» WHAT YOU NEED TO DO
Every line with the string "Реализация" should be gathered.

Data records:
---

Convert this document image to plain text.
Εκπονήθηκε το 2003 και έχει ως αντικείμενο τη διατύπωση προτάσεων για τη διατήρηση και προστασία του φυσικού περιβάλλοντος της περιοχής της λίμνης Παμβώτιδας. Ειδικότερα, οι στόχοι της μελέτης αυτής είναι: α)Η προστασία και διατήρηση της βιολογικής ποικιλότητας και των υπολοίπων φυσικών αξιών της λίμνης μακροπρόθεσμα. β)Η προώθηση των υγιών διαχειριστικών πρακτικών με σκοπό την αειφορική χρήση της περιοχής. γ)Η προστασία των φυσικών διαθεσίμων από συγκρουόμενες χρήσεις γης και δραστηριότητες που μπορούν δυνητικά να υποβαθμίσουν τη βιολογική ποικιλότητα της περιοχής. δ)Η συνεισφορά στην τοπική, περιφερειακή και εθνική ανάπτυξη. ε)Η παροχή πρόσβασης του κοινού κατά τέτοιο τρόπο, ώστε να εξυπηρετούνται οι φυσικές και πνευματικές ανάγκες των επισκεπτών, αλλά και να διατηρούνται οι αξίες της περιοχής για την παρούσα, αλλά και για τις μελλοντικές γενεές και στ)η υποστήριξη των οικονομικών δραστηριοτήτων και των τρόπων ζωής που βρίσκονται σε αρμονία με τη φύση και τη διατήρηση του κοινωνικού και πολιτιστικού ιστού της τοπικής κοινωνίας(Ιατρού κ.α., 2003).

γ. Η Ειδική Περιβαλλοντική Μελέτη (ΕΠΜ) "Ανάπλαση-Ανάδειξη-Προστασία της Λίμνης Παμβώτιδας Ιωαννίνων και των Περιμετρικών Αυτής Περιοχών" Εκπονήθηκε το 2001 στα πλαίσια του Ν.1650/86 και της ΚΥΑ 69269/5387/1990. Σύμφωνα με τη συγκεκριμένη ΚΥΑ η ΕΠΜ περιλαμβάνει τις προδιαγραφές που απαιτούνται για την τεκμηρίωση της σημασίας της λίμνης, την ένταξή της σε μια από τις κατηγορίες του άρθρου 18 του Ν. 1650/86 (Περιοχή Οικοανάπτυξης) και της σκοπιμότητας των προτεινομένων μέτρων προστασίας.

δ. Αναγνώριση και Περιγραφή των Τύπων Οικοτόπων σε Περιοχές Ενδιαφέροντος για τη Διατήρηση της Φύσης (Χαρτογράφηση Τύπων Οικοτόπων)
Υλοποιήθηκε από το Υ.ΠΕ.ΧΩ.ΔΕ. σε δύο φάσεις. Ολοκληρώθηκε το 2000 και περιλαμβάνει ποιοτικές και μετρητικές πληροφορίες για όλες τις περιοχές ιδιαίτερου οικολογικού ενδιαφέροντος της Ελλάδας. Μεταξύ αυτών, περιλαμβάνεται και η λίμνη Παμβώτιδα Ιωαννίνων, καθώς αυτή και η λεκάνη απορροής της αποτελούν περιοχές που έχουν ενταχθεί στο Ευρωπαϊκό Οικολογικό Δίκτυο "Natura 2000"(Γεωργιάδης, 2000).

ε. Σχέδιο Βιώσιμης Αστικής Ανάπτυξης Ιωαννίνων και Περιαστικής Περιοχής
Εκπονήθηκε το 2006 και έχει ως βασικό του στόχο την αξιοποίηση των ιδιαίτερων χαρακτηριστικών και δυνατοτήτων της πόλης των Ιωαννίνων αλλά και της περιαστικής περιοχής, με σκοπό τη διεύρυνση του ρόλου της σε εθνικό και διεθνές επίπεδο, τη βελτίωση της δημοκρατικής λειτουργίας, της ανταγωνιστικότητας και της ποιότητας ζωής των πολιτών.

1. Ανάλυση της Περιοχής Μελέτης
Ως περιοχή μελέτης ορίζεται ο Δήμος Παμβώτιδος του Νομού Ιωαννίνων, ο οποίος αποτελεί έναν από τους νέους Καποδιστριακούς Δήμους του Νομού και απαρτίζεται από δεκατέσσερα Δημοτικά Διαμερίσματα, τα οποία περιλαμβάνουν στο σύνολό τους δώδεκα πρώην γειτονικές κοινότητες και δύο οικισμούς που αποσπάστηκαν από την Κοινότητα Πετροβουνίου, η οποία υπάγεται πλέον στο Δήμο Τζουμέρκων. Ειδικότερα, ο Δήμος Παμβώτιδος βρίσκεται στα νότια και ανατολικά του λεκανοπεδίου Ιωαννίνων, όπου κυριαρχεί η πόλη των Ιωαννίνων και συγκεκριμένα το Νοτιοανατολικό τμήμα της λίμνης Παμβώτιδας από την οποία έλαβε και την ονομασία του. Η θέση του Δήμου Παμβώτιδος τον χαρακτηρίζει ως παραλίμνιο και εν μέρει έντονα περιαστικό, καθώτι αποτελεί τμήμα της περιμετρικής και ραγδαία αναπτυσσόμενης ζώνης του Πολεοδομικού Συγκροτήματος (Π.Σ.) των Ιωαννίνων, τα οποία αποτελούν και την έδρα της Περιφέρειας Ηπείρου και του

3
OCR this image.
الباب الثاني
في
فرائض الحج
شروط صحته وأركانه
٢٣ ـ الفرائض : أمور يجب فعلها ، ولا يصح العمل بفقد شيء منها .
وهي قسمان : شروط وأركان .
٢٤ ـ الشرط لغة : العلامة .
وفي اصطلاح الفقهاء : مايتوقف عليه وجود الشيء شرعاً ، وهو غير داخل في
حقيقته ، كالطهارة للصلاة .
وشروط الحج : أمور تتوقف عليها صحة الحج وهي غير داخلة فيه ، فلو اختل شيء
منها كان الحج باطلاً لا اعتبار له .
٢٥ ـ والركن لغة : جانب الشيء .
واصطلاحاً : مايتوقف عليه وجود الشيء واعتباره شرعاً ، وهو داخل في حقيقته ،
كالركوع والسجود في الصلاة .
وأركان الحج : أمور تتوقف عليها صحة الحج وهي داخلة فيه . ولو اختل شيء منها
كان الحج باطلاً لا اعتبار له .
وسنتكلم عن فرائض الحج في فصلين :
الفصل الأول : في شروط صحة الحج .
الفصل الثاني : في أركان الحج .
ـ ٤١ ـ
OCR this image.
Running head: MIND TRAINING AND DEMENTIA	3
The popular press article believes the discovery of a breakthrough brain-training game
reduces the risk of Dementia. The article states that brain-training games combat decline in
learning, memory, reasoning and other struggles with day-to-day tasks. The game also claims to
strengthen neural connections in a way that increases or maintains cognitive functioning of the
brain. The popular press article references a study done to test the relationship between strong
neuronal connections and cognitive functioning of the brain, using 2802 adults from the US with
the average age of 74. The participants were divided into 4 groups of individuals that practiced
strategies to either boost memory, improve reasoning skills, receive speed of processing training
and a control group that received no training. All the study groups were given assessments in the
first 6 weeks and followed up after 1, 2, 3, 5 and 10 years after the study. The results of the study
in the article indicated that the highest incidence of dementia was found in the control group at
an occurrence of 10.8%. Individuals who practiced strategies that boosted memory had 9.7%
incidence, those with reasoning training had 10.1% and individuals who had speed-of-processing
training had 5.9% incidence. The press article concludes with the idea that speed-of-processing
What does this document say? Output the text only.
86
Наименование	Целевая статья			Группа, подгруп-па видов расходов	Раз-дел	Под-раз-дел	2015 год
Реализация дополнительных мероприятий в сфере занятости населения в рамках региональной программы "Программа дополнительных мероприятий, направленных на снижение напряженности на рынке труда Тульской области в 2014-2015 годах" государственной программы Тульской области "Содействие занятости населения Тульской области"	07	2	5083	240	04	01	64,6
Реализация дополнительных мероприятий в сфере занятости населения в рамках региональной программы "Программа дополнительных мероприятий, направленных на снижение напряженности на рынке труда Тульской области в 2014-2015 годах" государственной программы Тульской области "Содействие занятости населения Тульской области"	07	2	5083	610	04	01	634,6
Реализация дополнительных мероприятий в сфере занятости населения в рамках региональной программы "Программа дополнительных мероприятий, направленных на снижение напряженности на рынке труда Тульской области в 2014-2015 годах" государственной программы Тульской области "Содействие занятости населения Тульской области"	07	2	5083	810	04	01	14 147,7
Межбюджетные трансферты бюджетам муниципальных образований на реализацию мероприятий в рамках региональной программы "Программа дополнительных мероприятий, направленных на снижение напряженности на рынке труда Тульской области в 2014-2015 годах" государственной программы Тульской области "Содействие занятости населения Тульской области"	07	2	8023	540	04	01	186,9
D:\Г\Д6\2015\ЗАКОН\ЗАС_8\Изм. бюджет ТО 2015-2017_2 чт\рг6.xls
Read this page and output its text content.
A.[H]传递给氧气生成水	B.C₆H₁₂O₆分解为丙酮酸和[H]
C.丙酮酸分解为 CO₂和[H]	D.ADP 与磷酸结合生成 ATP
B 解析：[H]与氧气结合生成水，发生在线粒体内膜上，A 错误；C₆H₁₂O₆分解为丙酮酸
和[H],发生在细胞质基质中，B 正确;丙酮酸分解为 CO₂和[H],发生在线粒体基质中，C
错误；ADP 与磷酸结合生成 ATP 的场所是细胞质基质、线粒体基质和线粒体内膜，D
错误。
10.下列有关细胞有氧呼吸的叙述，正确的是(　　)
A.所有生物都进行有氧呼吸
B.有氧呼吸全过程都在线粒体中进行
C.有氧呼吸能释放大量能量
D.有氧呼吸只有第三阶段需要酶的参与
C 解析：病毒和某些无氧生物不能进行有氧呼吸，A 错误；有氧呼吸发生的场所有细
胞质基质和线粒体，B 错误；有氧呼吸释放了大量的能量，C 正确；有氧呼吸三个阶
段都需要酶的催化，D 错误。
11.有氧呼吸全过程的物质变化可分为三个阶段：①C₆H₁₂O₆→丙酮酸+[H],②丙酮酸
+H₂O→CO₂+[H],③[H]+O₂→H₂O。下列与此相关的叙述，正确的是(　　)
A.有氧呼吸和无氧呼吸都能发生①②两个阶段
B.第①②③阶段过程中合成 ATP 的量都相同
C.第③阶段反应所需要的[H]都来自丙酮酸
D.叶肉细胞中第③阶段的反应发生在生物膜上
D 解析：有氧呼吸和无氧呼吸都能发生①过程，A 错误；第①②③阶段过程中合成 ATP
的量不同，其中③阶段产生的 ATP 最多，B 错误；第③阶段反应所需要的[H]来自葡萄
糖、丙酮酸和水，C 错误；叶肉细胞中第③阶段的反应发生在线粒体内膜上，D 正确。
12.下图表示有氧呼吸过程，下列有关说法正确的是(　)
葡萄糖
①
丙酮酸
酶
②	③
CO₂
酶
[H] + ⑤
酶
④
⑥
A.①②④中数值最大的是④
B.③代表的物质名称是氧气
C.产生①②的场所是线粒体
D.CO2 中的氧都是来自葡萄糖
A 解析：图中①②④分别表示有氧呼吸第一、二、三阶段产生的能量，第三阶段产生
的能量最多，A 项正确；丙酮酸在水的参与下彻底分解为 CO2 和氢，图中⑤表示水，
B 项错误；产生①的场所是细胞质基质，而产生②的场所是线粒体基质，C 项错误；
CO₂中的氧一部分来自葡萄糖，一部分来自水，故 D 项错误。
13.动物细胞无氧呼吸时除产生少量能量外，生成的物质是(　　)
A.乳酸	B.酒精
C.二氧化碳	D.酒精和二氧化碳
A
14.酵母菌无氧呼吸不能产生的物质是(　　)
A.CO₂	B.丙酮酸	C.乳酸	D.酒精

---

» IN RESPONSE
Реализация дополнительных мероприятий в сфере занятости населения в рамках региональной программы "Программа дополнительных мероприятий, направленных на снижение напряженности на рынке труда Тульской области в 2014-2015 годах" государственной программы Тульской области "Содействие занятости населения Тульской области"	07	2	5083	240	04	01	64,6
Реализация дополнительных мероприятий в сфере занятости населения в рамках региональной программы "Программа дополнительных мероприятий, направленных на снижение напряженности на рынке труда Тульской области в 2014-2015 годах" государственной программы Тульской области "Содействие занятости населения Тульской области"	07	2	5083	610	04	01	634,6
Реализация дополнительных мероприятий в сфере занятости населения в рамках региональной программы "Программа дополнительных мероприятий, направленных на снижение напряженности на рынке труда Тульской области в 2014-2015 годах" государственной программы Тульской области "Содействие занятости населения Тульской области"	07	2	5083	810	04	01	14 147,7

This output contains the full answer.